[Stored records]
--- Start ---

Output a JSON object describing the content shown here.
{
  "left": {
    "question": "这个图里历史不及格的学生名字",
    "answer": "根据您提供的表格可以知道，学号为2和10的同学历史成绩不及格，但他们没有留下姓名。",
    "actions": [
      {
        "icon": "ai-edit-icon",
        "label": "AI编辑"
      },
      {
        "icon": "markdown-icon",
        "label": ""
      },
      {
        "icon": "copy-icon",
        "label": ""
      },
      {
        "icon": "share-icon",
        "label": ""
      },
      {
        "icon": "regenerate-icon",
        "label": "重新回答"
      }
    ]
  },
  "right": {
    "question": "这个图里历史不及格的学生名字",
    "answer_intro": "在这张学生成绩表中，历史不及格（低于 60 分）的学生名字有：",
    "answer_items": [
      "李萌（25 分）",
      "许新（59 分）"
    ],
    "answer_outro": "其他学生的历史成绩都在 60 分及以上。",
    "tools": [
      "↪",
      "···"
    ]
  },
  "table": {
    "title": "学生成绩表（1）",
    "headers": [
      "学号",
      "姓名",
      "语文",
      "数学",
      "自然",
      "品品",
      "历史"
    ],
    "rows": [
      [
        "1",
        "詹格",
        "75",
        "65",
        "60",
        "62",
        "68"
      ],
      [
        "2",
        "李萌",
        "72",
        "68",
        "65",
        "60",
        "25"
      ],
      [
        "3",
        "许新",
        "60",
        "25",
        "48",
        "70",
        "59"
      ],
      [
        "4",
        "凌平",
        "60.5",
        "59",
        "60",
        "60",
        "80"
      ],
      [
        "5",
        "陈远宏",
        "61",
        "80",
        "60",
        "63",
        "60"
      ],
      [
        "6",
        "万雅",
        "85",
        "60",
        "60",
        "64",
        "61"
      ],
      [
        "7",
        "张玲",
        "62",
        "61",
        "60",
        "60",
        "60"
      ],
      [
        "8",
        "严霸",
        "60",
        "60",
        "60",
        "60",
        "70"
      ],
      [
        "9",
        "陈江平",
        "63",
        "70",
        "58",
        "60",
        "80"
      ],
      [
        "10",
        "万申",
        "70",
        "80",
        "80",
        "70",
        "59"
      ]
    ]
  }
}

--- End ---
--- Start ---

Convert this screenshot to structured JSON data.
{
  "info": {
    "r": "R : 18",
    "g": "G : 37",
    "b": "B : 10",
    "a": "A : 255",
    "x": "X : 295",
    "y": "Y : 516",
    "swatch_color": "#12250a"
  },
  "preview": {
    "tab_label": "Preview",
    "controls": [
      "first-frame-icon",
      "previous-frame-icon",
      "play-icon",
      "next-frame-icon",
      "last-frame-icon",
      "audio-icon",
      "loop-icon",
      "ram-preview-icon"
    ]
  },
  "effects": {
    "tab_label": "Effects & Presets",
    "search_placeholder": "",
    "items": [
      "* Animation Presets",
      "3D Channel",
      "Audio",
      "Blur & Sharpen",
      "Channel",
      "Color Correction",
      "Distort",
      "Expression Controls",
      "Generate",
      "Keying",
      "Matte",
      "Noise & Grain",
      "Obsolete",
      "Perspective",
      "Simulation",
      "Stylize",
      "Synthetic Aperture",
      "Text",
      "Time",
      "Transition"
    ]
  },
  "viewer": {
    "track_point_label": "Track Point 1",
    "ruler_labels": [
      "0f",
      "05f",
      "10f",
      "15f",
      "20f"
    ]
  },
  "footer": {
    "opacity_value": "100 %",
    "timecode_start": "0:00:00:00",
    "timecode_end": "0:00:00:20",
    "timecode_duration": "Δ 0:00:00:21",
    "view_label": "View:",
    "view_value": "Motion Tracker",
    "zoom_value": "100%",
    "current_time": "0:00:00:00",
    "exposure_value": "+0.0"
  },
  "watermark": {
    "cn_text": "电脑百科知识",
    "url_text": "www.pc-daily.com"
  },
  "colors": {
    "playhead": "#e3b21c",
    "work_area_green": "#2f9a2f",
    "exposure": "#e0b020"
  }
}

--- End ---
--- Start ---

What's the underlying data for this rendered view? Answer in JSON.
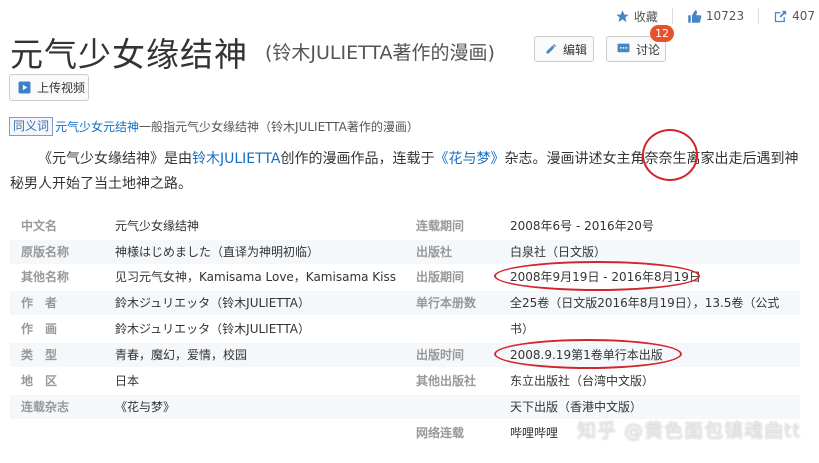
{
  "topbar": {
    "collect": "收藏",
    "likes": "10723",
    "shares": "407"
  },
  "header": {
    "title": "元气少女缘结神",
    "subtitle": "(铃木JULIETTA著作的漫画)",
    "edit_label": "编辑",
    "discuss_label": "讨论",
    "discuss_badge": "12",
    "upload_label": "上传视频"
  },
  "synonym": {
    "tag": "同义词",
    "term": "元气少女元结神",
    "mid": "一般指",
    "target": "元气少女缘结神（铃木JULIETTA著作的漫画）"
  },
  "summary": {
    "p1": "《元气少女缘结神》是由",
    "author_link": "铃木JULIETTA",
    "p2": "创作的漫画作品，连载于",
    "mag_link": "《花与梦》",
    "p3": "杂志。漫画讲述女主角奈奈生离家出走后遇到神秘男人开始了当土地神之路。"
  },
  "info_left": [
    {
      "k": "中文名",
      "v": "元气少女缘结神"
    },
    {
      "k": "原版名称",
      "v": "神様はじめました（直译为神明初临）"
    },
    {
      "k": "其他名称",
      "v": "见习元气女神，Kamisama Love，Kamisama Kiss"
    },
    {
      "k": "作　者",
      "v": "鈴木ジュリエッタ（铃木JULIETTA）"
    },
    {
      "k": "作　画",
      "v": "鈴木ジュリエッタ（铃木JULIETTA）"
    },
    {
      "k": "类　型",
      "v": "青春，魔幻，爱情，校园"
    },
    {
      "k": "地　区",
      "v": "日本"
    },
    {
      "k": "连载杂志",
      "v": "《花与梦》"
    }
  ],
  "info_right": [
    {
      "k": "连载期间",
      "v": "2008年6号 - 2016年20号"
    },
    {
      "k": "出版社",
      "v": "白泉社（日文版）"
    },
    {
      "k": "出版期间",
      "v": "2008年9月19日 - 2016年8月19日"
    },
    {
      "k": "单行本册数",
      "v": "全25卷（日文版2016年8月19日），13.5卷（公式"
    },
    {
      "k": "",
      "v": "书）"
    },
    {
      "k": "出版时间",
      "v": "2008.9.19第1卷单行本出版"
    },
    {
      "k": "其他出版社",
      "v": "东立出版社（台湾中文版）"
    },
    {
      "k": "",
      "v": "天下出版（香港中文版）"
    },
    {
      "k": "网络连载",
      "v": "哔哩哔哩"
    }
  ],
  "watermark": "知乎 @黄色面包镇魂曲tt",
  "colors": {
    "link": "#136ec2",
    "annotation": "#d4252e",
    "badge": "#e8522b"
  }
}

--- End ---

▸ WORK TO BE COMPLETED: Within the listing above, find every line containing the string "铃木JULIETTA著作的漫画" and return it.

▸ SOLUTION TO THE EXERCISE:
    "subtitle": "(铃木JULIETTA著作的漫画)",
    "target": "元气少女缘结神（铃木JULIETTA著作的漫画）"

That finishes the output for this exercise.